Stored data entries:
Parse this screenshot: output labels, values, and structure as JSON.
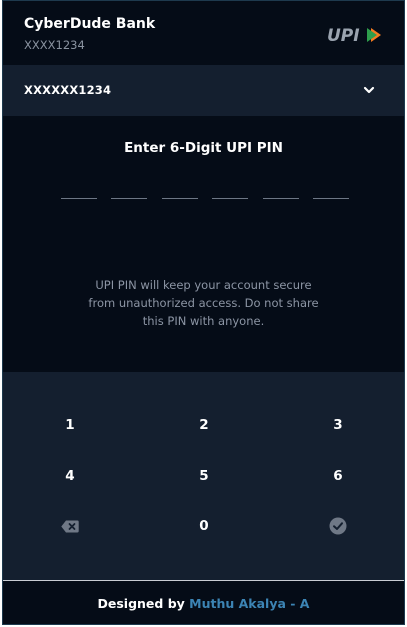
{
  "header": {
    "bank_name": "CyberDude Bank",
    "masked_account": "XXXX1234",
    "logo_text": "UPI"
  },
  "account_selector": {
    "selected": "XXXXXX1234",
    "icon": "chevron-down-icon"
  },
  "pin": {
    "title": "Enter 6-Digit UPI PIN",
    "digits_entered": 0,
    "digits_total": 6,
    "info": "UPI PIN will keep your account secure from unauthorized access. Do not share this PIN with anyone."
  },
  "keypad": {
    "keys": [
      "1",
      "2",
      "3",
      "4",
      "5",
      "6",
      "0"
    ],
    "backspace_icon": "backspace-icon",
    "submit_icon": "check-circle-icon"
  },
  "footer": {
    "prefix": "Designed by",
    "author": "Muthu Akalya - A"
  },
  "colors": {
    "background": "#050c17",
    "panel": "#141f2f",
    "accent": "#3c84b4",
    "muted_text": "#8c95a4",
    "logo_orange": "#f47b20",
    "logo_green": "#2e9e4c"
  }
}
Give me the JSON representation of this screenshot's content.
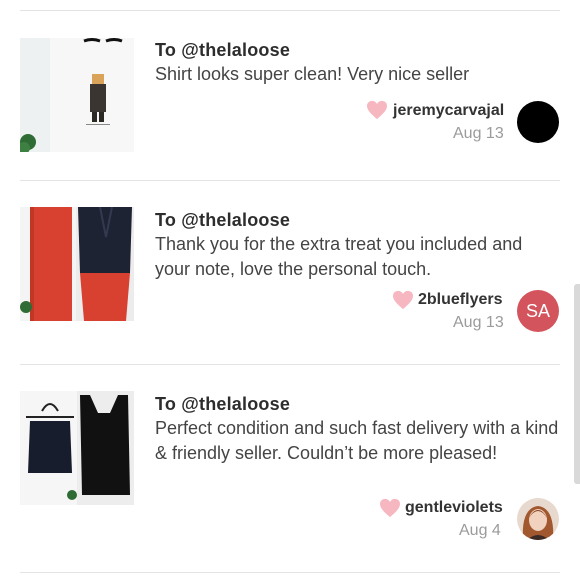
{
  "reviews": [
    {
      "to": "To @thelaloose",
      "message": "Shirt looks super clean! Very nice seller",
      "username": "jeremycarvajal",
      "date": "Aug 13",
      "avatar_initials": ""
    },
    {
      "to": "To @thelaloose",
      "message": "Thank you for the extra treat you included and your note, love the personal touch.",
      "username": "2blueflyers",
      "date": "Aug 13",
      "avatar_initials": "SA"
    },
    {
      "to": "To @thelaloose",
      "message": "Perfect condition and such fast delivery with a kind & friendly seller. Couldn’t be more pleased!",
      "username": "gentleviolets",
      "date": "Aug 4",
      "avatar_initials": ""
    }
  ],
  "icons": {
    "heart": "heart-icon",
    "heart_color": "#f6b7c1"
  },
  "colors": {
    "avatar_sa": "#d3545d",
    "avatar_black": "#000000"
  }
}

» TASK DETAILS: Your copy should repeat each entry above exactly but contain no pictures.

» TASK RESPONSE:
Parse this screenshot: output labels, values, and structure as JSON.
{
  "header": {
    "bank_name": "CyberDude Bank",
    "masked_account": "XXXX1234",
    "logo_text": "UPI"
  },
  "account_selector": {
    "selected": "XXXXXX1234",
    "icon": "chevron-down-icon"
  },
  "pin": {
    "title": "Enter 6-Digit UPI PIN",
    "digits_entered": 0,
    "digits_total": 6,
    "info": "UPI PIN will keep your account secure from unauthorized access. Do not share this PIN with anyone."
  },
  "keypad": {
    "keys": [
      "1",
      "2",
      "3",
      "4",
      "5",
      "6",
      "0"
    ],
    "backspace_icon": "backspace-icon",
    "submit_icon": "check-circle-icon"
  },
  "footer": {
    "prefix": "Designed by",
    "author": "Muthu Akalya - A"
  },
  "colors": {
    "background": "#050c17",
    "panel": "#141f2f",
    "accent": "#3c84b4",
    "muted_text": "#8c95a4",
    "logo_orange": "#f47b20",
    "logo_green": "#2e9e4c"
  }
}
Give me the JSON representation of this screenshot's content.
{
  "reviews": [
    {
      "to": "To @thelaloose",
      "message": "Shirt looks super clean! Very nice seller",
      "username": "jeremycarvajal",
      "date": "Aug 13",
      "avatar_initials": ""
    },
    {
      "to": "To @thelaloose",
      "message": "Thank you for the extra treat you included and your note, love the personal touch.",
      "username": "2blueflyers",
      "date": "Aug 13",
      "avatar_initials": "SA"
    },
    {
      "to": "To @thelaloose",
      "message": "Perfect condition and such fast delivery with a kind & friendly seller. Couldn’t be more pleased!",
      "username": "gentleviolets",
      "date": "Aug 4",
      "avatar_initials": ""
    }
  ],
  "icons": {
    "heart": "heart-icon",
    "heart_color": "#f6b7c1"
  },
  "colors": {
    "avatar_sa": "#d3545d",
    "avatar_black": "#000000"
  }
}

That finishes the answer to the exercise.